# [Work instructions]
Copy all of the material exactly. Pictures are not to appear in the copy.
===
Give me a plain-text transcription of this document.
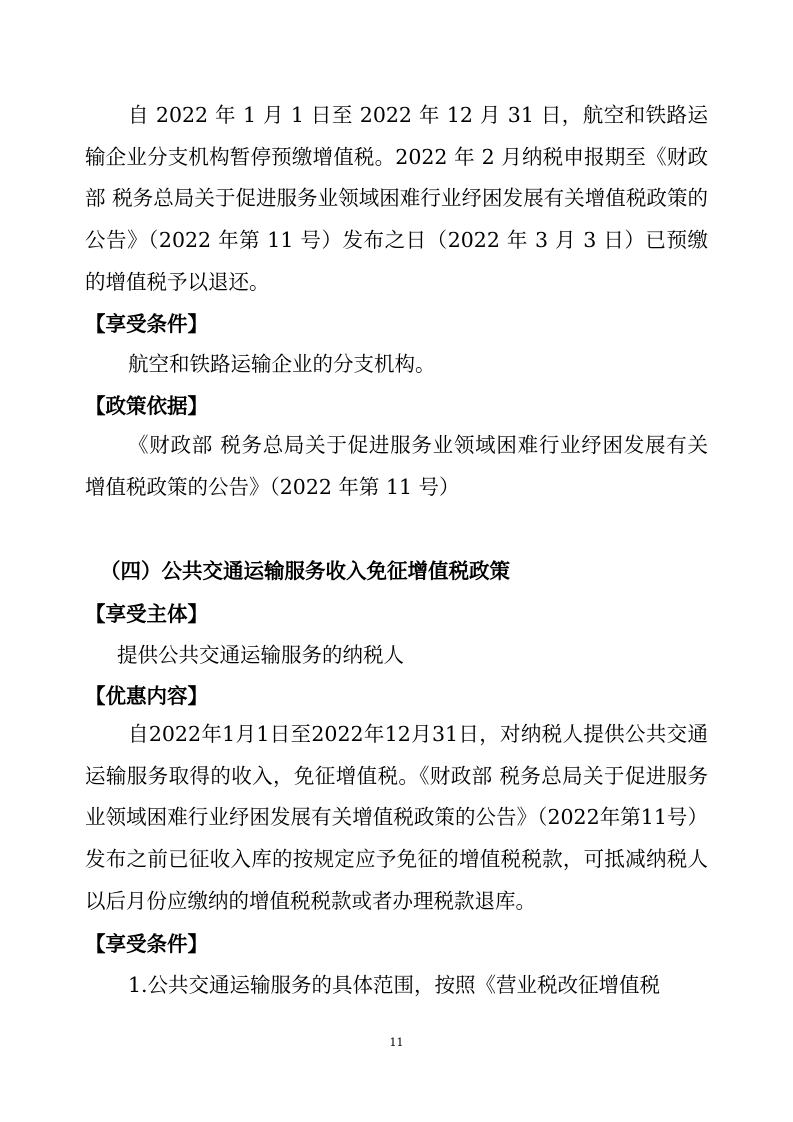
自 2022 年 1 月 1 日至 2022 年 12 月 31 日，航空和铁路运输企业分支机构暂停预缴增值税。2022 年 2 月纳税申报期至《财政部 税务总局关于促进服务业领域困难行业纾困发展有关增值税政策的公告》（2022 年第 11 号）发布之日（2022 年 3 月 3 日）已预缴的增值税予以退还。

【享受条件】

航空和铁路运输企业的分支机构。

【政策依据】

《财政部 税务总局关于促进服务业领域困难行业纾困发展有关增值税政策的公告》（2022 年第 11 号）

（四）公共交通运输服务收入免征增值税政策

【享受主体】

提供公共交通运输服务的纳税人

【优惠内容】

自2022年1月1日至2022年12月31日，对纳税人提供公共交通运输服务取得的收入，免征增值税。《财政部 税务总局关于促进服务业领域困难行业纾困发展有关增值税政策的公告》（2022年第11号）发布之前已征收入库的按规定应予免征的增值税税款，可抵减纳税人以后月份应缴纳的增值税税款或者办理税款退库。

【享受条件】

1.公共交通运输服务的具体范围，按照《营业税改征增值税

11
===
# [Result of this exercise]
Give me a plain-text transcription of this document.
自 2022 年 1 月 1 日至 2022 年 12 月 31 日，航空和铁路运输企业分支机构暂停预缴增值税。2022 年 2 月纳税申报期至《财政部 税务总局关于促进服务业领域困难行业纾困发展有关增值税政策的公告》（2022 年第 11 号）发布之日（2022 年 3 月 3 日）已预缴的增值税予以退还。

【享受条件】

航空和铁路运输企业的分支机构。

【政策依据】

《财政部 税务总局关于促进服务业领域困难行业纾困发展有关增值税政策的公告》（2022 年第 11 号）

（四）公共交通运输服务收入免征增值税政策

【享受主体】

提供公共交通运输服务的纳税人

【优惠内容】

自2022年1月1日至2022年12月31日，对纳税人提供公共交通运输服务取得的收入，免征增值税。《财政部 税务总局关于促进服务业领域困难行业纾困发展有关增值税政策的公告》（2022年第11号）发布之前已征收入库的按规定应予免征的增值税税款，可抵减纳税人以后月份应缴纳的增值税税款或者办理税款退库。

【享受条件】

1.公共交通运输服务的具体范围，按照《营业税改征增值税

11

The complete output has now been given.